Instruction | Identify each line containing the word "submit" and copy it.

┄┄┄┄┄┄

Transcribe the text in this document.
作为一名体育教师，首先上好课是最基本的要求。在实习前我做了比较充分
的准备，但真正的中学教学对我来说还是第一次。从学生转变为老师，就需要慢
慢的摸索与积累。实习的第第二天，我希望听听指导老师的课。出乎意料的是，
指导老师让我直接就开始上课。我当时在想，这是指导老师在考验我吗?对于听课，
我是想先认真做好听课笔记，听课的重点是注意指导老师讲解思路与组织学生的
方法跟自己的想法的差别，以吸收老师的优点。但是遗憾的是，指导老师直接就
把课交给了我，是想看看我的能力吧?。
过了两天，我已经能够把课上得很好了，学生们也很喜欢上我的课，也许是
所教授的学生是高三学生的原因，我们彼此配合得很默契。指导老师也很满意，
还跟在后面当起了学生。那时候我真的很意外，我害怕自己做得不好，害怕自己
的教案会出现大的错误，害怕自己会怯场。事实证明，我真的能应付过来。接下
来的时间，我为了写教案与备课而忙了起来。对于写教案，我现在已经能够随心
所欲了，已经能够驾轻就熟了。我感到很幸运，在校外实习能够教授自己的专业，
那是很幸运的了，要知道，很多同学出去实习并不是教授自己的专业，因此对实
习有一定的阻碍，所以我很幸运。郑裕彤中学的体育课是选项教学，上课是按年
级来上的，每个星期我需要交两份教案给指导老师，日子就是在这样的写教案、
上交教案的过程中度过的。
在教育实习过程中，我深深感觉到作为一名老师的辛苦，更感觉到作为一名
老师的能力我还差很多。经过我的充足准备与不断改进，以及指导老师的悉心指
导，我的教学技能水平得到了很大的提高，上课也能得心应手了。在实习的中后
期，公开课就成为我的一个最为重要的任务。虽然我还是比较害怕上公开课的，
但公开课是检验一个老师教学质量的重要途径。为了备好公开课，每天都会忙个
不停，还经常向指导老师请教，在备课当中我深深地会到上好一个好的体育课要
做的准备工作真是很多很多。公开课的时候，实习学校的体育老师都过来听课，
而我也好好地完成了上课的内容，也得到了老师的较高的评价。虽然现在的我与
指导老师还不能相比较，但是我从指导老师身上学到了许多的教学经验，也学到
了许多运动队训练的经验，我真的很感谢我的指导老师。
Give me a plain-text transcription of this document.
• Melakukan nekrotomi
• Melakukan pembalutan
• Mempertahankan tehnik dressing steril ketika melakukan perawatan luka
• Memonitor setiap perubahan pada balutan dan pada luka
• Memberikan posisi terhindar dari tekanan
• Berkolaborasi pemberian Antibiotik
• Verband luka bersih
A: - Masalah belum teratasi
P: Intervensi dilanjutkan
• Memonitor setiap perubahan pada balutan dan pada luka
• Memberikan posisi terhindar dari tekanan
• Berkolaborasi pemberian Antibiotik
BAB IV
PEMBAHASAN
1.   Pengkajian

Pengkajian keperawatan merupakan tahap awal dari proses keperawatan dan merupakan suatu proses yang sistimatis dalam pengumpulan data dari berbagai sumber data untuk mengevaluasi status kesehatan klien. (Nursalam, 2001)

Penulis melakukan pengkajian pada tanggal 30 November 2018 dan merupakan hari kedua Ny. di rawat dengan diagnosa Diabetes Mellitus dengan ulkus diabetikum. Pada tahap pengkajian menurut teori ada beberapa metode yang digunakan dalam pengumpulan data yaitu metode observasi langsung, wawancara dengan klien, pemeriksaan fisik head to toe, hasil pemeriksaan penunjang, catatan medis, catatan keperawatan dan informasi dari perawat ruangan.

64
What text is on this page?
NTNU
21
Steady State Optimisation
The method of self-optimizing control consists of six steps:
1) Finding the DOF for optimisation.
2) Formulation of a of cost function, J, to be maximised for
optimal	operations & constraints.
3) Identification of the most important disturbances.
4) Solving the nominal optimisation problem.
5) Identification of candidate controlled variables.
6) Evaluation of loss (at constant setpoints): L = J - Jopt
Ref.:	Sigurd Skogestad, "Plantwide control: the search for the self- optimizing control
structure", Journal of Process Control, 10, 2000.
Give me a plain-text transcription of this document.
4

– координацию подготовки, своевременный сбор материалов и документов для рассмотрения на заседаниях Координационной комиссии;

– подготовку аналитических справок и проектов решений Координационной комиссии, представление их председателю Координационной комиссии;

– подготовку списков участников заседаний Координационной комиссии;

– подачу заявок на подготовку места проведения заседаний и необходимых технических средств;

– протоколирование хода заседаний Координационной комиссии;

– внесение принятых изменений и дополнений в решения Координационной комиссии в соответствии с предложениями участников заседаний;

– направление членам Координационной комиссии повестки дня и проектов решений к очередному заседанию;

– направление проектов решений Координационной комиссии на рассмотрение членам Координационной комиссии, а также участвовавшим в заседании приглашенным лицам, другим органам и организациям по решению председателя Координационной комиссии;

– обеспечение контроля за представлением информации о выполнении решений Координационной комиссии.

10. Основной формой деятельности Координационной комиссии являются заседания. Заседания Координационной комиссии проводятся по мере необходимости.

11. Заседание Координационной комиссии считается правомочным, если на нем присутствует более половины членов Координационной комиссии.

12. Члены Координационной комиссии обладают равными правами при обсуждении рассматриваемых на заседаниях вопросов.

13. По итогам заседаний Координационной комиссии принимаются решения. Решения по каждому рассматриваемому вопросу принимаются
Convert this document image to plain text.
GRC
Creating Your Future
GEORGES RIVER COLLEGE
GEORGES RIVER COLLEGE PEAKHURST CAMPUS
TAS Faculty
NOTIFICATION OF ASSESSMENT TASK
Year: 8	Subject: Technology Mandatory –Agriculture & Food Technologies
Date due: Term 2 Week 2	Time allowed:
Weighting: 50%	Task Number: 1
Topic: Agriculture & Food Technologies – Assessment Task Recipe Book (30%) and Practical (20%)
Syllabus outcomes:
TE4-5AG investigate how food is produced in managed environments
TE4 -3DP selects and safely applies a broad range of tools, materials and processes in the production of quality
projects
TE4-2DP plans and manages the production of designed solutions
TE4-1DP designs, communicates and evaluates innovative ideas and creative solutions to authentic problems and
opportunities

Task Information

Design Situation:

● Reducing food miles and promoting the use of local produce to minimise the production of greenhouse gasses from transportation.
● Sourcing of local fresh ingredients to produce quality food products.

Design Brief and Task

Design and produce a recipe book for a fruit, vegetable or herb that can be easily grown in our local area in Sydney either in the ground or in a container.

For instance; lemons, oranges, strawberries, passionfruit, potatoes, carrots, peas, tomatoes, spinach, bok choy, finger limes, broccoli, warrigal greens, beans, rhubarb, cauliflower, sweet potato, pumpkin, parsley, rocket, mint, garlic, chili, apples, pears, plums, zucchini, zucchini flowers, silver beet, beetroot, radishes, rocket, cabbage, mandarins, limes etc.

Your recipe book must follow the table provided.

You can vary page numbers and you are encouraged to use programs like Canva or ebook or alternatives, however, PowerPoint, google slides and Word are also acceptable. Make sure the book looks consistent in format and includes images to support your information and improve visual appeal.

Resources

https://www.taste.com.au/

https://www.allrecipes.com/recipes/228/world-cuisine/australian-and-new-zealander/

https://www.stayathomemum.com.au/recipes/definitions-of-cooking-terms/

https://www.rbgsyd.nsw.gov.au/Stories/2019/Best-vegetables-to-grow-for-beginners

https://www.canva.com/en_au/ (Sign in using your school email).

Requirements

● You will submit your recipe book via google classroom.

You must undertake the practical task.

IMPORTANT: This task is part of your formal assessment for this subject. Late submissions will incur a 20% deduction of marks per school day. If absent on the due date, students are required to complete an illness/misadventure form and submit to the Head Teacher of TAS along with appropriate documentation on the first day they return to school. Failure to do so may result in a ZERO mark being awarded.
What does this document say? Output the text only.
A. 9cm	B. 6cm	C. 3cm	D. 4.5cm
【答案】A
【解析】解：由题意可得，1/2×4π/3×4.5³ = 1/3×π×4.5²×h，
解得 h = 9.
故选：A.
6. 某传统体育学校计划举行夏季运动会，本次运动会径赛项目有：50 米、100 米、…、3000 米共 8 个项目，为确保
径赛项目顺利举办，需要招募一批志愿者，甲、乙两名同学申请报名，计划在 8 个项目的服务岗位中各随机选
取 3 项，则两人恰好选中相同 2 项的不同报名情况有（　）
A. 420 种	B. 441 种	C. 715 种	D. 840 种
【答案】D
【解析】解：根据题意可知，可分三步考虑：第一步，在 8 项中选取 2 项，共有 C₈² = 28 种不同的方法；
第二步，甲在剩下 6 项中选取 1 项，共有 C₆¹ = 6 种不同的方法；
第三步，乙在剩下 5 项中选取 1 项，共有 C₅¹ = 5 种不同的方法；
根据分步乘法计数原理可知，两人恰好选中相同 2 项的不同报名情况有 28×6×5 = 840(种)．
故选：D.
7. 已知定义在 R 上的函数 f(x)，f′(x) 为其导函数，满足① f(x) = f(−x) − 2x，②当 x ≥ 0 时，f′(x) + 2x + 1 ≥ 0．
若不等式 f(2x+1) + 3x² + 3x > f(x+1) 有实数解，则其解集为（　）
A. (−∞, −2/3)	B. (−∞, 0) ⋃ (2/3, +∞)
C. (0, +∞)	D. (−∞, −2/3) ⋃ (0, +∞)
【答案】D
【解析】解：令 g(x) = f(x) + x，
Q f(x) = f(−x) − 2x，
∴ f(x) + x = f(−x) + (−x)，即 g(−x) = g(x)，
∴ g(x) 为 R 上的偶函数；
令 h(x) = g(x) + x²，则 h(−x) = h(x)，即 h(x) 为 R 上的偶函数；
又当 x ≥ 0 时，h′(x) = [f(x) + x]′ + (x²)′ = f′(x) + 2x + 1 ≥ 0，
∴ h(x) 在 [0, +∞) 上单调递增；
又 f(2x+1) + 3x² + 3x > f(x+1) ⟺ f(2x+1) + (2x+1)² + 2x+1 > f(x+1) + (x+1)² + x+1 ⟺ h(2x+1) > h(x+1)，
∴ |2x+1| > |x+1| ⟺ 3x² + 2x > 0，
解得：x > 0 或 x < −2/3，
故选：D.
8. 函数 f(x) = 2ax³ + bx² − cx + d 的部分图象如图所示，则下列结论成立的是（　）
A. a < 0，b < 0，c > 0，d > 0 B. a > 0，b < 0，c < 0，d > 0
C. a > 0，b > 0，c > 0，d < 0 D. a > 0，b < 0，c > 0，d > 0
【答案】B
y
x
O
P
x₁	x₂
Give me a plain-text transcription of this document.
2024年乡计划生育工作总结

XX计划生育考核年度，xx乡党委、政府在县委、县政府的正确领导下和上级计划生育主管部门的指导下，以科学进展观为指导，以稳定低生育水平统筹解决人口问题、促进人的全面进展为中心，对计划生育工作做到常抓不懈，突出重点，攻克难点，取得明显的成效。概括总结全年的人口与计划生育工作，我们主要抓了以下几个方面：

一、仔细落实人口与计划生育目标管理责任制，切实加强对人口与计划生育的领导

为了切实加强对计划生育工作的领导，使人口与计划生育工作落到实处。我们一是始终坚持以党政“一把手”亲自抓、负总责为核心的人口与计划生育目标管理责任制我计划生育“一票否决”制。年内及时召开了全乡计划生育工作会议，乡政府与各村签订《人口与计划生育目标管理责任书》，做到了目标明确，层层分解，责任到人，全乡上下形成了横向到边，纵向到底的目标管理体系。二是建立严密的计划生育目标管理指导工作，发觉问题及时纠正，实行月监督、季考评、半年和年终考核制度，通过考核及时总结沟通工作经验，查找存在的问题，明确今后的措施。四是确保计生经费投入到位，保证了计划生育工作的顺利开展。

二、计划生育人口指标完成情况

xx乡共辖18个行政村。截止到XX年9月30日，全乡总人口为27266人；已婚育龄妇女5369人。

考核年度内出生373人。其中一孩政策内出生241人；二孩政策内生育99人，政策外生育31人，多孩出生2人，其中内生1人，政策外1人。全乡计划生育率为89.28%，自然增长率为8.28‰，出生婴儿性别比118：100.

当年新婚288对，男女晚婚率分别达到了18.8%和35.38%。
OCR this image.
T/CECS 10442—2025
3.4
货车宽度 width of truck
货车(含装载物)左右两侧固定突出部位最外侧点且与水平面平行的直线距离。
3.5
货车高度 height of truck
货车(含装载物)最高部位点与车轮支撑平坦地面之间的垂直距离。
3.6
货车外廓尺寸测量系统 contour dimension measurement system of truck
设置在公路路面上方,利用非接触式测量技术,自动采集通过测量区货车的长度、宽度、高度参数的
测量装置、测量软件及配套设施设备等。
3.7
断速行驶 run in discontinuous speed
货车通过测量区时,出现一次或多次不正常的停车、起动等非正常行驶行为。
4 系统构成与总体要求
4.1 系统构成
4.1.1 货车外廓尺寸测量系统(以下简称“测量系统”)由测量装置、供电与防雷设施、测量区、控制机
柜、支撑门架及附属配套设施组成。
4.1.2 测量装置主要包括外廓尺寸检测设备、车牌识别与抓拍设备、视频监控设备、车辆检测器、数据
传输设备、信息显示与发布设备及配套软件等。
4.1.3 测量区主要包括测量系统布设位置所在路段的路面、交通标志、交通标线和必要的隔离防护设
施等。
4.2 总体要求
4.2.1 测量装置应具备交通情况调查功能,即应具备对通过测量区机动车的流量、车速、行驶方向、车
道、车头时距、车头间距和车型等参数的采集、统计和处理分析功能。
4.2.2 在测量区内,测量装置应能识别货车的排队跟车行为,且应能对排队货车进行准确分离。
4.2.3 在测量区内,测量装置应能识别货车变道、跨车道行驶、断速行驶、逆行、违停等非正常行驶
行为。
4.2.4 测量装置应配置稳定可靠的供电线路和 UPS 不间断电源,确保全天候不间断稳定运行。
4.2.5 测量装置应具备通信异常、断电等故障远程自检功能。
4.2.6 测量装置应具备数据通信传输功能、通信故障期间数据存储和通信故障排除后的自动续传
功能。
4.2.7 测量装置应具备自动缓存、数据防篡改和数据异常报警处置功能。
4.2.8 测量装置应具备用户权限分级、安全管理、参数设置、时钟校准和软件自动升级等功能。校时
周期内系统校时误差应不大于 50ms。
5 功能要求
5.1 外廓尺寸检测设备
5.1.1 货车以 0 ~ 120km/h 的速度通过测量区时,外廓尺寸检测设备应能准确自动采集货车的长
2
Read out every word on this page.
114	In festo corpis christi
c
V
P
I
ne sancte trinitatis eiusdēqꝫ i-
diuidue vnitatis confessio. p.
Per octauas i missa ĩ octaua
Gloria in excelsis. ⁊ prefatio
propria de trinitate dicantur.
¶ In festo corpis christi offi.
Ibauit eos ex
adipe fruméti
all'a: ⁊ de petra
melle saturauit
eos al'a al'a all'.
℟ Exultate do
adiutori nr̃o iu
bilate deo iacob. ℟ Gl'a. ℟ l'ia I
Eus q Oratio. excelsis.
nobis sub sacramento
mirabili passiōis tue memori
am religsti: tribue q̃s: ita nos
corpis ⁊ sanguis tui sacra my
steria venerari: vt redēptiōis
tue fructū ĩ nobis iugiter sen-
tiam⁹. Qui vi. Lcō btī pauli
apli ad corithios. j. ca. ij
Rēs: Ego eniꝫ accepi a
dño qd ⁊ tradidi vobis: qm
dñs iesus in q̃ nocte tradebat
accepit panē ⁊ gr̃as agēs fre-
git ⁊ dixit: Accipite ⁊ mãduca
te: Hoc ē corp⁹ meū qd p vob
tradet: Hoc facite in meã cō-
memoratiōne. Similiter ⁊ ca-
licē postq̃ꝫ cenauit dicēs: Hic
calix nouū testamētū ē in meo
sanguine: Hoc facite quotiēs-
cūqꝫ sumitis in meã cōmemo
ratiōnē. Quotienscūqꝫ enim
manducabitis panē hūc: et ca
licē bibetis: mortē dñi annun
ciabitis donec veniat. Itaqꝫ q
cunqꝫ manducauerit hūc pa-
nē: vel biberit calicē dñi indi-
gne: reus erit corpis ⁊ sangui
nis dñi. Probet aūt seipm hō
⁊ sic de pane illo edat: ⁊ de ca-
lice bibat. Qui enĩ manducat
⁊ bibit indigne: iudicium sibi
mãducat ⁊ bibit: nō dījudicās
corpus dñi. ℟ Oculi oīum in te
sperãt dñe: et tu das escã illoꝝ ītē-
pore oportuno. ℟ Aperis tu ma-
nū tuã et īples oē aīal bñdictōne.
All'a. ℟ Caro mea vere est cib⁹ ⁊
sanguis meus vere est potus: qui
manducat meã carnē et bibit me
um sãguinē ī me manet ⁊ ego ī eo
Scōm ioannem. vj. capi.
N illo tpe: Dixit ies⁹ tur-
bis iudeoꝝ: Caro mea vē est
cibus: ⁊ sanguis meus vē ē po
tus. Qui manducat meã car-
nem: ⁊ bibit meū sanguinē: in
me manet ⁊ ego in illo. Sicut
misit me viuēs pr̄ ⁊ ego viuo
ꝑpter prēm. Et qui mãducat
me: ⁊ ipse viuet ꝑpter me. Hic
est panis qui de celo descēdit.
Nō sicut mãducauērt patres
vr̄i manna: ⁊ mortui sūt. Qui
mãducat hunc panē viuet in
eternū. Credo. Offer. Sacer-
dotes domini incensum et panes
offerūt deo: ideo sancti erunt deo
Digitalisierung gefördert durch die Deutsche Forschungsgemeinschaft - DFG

┄┄┄┄┄┄

Exercise response |
● You will submit your recipe book via google classroom.
IMPORTANT: This task is part of your formal assessment for this subject. Late submissions will incur a 20% deduction of marks per school day. If absent on the due date, students are required to complete an illness/misadventure form and submit to the Head Teacher of TAS along with appropriate documentation on the first day they return to school. Failure to do so may result in a ZERO mark being awarded.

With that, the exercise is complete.